▶ _Supplied data_
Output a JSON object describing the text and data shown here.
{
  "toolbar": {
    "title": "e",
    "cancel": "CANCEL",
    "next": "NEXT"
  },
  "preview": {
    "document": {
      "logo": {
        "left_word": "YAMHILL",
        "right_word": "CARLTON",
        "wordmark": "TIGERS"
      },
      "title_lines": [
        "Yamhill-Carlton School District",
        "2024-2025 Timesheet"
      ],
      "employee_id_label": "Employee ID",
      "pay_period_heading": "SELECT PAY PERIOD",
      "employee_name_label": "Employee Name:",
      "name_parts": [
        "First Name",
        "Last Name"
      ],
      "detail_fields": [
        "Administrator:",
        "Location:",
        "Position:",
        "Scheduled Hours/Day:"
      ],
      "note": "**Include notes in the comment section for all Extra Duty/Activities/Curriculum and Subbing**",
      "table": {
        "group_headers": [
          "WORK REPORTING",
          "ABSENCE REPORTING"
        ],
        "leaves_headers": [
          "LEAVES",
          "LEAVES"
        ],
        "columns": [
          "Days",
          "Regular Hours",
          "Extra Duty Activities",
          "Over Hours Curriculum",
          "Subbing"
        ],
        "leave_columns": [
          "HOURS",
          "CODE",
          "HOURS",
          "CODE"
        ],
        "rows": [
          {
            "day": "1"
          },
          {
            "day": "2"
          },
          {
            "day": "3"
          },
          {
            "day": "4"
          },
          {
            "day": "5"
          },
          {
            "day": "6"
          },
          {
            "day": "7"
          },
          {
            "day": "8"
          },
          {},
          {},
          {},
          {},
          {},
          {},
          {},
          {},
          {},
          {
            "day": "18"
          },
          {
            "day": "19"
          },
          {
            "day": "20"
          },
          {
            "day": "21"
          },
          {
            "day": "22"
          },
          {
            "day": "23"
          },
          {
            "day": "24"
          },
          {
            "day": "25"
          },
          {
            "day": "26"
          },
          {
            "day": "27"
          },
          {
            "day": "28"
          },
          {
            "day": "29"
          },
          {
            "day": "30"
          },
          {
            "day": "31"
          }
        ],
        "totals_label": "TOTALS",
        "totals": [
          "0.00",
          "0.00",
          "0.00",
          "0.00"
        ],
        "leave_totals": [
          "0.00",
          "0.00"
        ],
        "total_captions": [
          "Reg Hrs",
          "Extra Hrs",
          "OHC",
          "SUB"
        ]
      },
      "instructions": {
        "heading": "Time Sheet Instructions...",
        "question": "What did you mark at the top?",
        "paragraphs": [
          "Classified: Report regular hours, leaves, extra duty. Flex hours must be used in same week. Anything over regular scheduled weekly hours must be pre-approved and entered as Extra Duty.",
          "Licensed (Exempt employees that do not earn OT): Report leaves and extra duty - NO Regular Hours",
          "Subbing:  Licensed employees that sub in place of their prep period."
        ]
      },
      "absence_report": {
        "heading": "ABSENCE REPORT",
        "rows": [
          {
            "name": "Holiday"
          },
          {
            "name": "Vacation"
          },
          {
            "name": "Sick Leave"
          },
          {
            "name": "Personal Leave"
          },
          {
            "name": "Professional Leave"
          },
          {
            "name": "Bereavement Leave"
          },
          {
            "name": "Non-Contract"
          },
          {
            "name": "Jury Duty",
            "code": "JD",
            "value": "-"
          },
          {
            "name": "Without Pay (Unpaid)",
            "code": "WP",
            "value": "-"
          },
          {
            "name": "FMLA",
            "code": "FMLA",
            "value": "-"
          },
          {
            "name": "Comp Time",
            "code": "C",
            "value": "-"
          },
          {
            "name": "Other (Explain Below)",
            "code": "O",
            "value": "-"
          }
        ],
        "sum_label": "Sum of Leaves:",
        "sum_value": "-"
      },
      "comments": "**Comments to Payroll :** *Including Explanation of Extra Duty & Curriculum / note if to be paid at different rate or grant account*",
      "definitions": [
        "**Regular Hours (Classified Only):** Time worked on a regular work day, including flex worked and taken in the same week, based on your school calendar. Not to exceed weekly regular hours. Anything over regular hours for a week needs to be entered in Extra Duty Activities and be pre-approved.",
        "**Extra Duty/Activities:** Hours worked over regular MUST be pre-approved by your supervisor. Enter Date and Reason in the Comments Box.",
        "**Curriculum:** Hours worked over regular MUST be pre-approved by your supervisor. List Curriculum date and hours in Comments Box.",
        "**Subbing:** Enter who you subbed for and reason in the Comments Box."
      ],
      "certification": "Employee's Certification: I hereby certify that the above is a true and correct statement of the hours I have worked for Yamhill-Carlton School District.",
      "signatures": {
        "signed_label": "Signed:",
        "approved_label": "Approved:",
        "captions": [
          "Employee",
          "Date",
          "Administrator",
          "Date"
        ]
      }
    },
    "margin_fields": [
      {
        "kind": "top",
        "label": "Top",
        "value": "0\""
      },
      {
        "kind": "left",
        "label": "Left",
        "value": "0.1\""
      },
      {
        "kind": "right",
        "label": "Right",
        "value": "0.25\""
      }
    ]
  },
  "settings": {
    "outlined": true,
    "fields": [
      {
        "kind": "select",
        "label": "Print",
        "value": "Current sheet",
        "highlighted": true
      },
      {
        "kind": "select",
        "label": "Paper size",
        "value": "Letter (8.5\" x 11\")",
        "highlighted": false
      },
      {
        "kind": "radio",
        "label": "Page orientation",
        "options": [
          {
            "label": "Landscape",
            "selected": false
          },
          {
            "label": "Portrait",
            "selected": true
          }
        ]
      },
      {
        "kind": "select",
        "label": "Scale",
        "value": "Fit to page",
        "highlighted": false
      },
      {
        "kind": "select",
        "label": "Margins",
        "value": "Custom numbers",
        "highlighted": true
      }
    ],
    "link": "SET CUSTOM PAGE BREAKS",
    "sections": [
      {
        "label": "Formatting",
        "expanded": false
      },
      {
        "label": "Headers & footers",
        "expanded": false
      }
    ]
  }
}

▶ _Task description_
Quote all the records. Keep every word exact.

▶ _Task result_
Output a JSON object describing the text and data shown here.
{
  "toolbar": {
    "title": "e",
    "cancel": "CANCEL",
    "next": "NEXT"
  },
  "preview": {
    "document": {
      "logo": {
        "left_word": "YAMHILL",
        "right_word": "CARLTON",
        "wordmark": "TIGERS"
      },
      "title_lines": [
        "Yamhill-Carlton School District",
        "2024-2025 Timesheet"
      ],
      "employee_id_label": "Employee ID",
      "pay_period_heading": "SELECT PAY PERIOD",
      "employee_name_label": "Employee Name:",
      "name_parts": [
        "First Name",
        "Last Name"
      ],
      "detail_fields": [
        "Administrator:",
        "Location:",
        "Position:",
        "Scheduled Hours/Day:"
      ],
      "note": "**Include notes in the comment section for all Extra Duty/Activities/Curriculum and Subbing**",
      "table": {
        "group_headers": [
          "WORK REPORTING",
          "ABSENCE REPORTING"
        ],
        "leaves_headers": [
          "LEAVES",
          "LEAVES"
        ],
        "columns": [
          "Days",
          "Regular Hours",
          "Extra Duty Activities",
          "Over Hours Curriculum",
          "Subbing"
        ],
        "leave_columns": [
          "HOURS",
          "CODE",
          "HOURS",
          "CODE"
        ],
        "rows": [
          {
            "day": "1"
          },
          {
            "day": "2"
          },
          {
            "day": "3"
          },
          {
            "day": "4"
          },
          {
            "day": "5"
          },
          {
            "day": "6"
          },
          {
            "day": "7"
          },
          {
            "day": "8"
          },
          {},
          {},
          {},
          {},
          {},
          {},
          {},
          {},
          {},
          {
            "day": "18"
          },
          {
            "day": "19"
          },
          {
            "day": "20"
          },
          {
            "day": "21"
          },
          {
            "day": "22"
          },
          {
            "day": "23"
          },
          {
            "day": "24"
          },
          {
            "day": "25"
          },
          {
            "day": "26"
          },
          {
            "day": "27"
          },
          {
            "day": "28"
          },
          {
            "day": "29"
          },
          {
            "day": "30"
          },
          {
            "day": "31"
          }
        ],
        "totals_label": "TOTALS",
        "totals": [
          "0.00",
          "0.00",
          "0.00",
          "0.00"
        ],
        "leave_totals": [
          "0.00",
          "0.00"
        ],
        "total_captions": [
          "Reg Hrs",
          "Extra Hrs",
          "OHC",
          "SUB"
        ]
      },
      "instructions": {
        "heading": "Time Sheet Instructions...",
        "question": "What did you mark at the top?",
        "paragraphs": [
          "Classified: Report regular hours, leaves, extra duty. Flex hours must be used in same week. Anything over regular scheduled weekly hours must be pre-approved and entered as Extra Duty.",
          "Licensed (Exempt employees that do not earn OT): Report leaves and extra duty - NO Regular Hours",
          "Subbing:  Licensed employees that sub in place of their prep period."
        ]
      },
      "absence_report": {
        "heading": "ABSENCE REPORT",
        "rows": [
          {
            "name": "Holiday"
          },
          {
            "name": "Vacation"
          },
          {
            "name": "Sick Leave"
          },
          {
            "name": "Personal Leave"
          },
          {
            "name": "Professional Leave"
          },
          {
            "name": "Bereavement Leave"
          },
          {
            "name": "Non-Contract"
          },
          {
            "name": "Jury Duty",
            "code": "JD",
            "value": "-"
          },
          {
            "name": "Without Pay (Unpaid)",
            "code": "WP",
            "value": "-"
          },
          {
            "name": "FMLA",
            "code": "FMLA",
            "value": "-"
          },
          {
            "name": "Comp Time",
            "code": "C",
            "value": "-"
          },
          {
            "name": "Other (Explain Below)",
            "code": "O",
            "value": "-"
          }
        ],
        "sum_label": "Sum of Leaves:",
        "sum_value": "-"
      },
      "comments": "**Comments to Payroll :** *Including Explanation of Extra Duty & Curriculum / note if to be paid at different rate or grant account*",
      "definitions": [
        "**Regular Hours (Classified Only):** Time worked on a regular work day, including flex worked and taken in the same week, based on your school calendar. Not to exceed weekly regular hours. Anything over regular hours for a week needs to be entered in Extra Duty Activities and be pre-approved.",
        "**Extra Duty/Activities:** Hours worked over regular MUST be pre-approved by your supervisor. Enter Date and Reason in the Comments Box.",
        "**Curriculum:** Hours worked over regular MUST be pre-approved by your supervisor. List Curriculum date and hours in Comments Box.",
        "**Subbing:** Enter who you subbed for and reason in the Comments Box."
      ],
      "certification": "Employee's Certification: I hereby certify that the above is a true and correct statement of the hours I have worked for Yamhill-Carlton School District.",
      "signatures": {
        "signed_label": "Signed:",
        "approved_label": "Approved:",
        "captions": [
          "Employee",
          "Date",
          "Administrator",
          "Date"
        ]
      }
    },
    "margin_fields": [
      {
        "kind": "top",
        "label": "Top",
        "value": "0\""
      },
      {
        "kind": "left",
        "label": "Left",
        "value": "0.1\""
      },
      {
        "kind": "right",
        "label": "Right",
        "value": "0.25\""
      }
    ]
  },
  "settings": {
    "outlined": true,
    "fields": [
      {
        "kind": "select",
        "label": "Print",
        "value": "Current sheet",
        "highlighted": true
      },
      {
        "kind": "select",
        "label": "Paper size",
        "value": "Letter (8.5\" x 11\")",
        "highlighted": false
      },
      {
        "kind": "radio",
        "label": "Page orientation",
        "options": [
          {
            "label": "Landscape",
            "selected": false
          },
          {
            "label": "Portrait",
            "selected": true
          }
        ]
      },
      {
        "kind": "select",
        "label": "Scale",
        "value": "Fit to page",
        "highlighted": false
      },
      {
        "kind": "select",
        "label": "Margins",
        "value": "Custom numbers",
        "highlighted": true
      }
    ],
    "link": "SET CUSTOM PAGE BREAKS",
    "sections": [
      {
        "label": "Formatting",
        "expanded": false
      },
      {
        "label": "Headers & footers",
        "expanded": false
      }
    ]
  }
}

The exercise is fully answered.